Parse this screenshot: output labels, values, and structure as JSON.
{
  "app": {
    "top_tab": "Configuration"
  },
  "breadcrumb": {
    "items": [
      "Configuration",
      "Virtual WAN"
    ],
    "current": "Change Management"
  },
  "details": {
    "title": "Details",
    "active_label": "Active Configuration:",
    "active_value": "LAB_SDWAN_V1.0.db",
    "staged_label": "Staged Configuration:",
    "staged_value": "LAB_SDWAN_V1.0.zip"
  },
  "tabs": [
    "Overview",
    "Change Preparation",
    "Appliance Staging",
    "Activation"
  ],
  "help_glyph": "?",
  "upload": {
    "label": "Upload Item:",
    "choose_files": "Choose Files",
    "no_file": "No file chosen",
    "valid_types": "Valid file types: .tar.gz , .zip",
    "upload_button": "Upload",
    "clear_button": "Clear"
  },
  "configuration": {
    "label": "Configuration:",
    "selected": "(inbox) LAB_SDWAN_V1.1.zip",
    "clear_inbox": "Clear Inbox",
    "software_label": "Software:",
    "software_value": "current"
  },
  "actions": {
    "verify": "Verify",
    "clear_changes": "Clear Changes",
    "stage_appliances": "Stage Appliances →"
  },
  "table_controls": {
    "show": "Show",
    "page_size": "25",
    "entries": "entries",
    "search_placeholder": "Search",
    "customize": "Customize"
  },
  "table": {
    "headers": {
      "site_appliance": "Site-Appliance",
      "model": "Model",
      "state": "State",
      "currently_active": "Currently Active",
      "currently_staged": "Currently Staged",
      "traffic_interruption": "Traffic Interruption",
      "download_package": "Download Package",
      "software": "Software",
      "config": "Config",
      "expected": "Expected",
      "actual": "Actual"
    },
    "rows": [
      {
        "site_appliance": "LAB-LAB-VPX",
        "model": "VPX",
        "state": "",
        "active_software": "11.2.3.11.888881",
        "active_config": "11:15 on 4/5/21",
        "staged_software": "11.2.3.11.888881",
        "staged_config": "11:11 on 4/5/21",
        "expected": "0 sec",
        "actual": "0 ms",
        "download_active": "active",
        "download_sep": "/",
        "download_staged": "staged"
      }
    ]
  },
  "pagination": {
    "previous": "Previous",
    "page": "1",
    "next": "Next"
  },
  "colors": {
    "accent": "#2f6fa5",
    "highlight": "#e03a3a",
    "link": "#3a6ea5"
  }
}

========

▶ **PROMPT**
Every line above needs to be retyped exactly.

▶ **RESULT**
Parse this screenshot: output labels, values, and structure as JSON.
{
  "app": {
    "top_tab": "Configuration"
  },
  "breadcrumb": {
    "items": [
      "Configuration",
      "Virtual WAN"
    ],
    "current": "Change Management"
  },
  "details": {
    "title": "Details",
    "active_label": "Active Configuration:",
    "active_value": "LAB_SDWAN_V1.0.db",
    "staged_label": "Staged Configuration:",
    "staged_value": "LAB_SDWAN_V1.0.zip"
  },
  "tabs": [
    "Overview",
    "Change Preparation",
    "Appliance Staging",
    "Activation"
  ],
  "help_glyph": "?",
  "upload": {
    "label": "Upload Item:",
    "choose_files": "Choose Files",
    "no_file": "No file chosen",
    "valid_types": "Valid file types: .tar.gz , .zip",
    "upload_button": "Upload",
    "clear_button": "Clear"
  },
  "configuration": {
    "label": "Configuration:",
    "selected": "(inbox) LAB_SDWAN_V1.1.zip",
    "clear_inbox": "Clear Inbox",
    "software_label": "Software:",
    "software_value": "current"
  },
  "actions": {
    "verify": "Verify",
    "clear_changes": "Clear Changes",
    "stage_appliances": "Stage Appliances →"
  },
  "table_controls": {
    "show": "Show",
    "page_size": "25",
    "entries": "entries",
    "search_placeholder": "Search",
    "customize": "Customize"
  },
  "table": {
    "headers": {
      "site_appliance": "Site-Appliance",
      "model": "Model",
      "state": "State",
      "currently_active": "Currently Active",
      "currently_staged": "Currently Staged",
      "traffic_interruption": "Traffic Interruption",
      "download_package": "Download Package",
      "software": "Software",
      "config": "Config",
      "expected": "Expected",
      "actual": "Actual"
    },
    "rows": [
      {
        "site_appliance": "LAB-LAB-VPX",
        "model": "VPX",
        "state": "",
        "active_software": "11.2.3.11.888881",
        "active_config": "11:15 on 4/5/21",
        "staged_software": "11.2.3.11.888881",
        "staged_config": "11:11 on 4/5/21",
        "expected": "0 sec",
        "actual": "0 ms",
        "download_active": "active",
        "download_sep": "/",
        "download_staged": "staged"
      }
    ]
  },
  "pagination": {
    "previous": "Previous",
    "page": "1",
    "next": "Next"
  },
  "colors": {
    "accent": "#2f6fa5",
    "highlight": "#e03a3a",
    "link": "#3a6ea5"
  }
}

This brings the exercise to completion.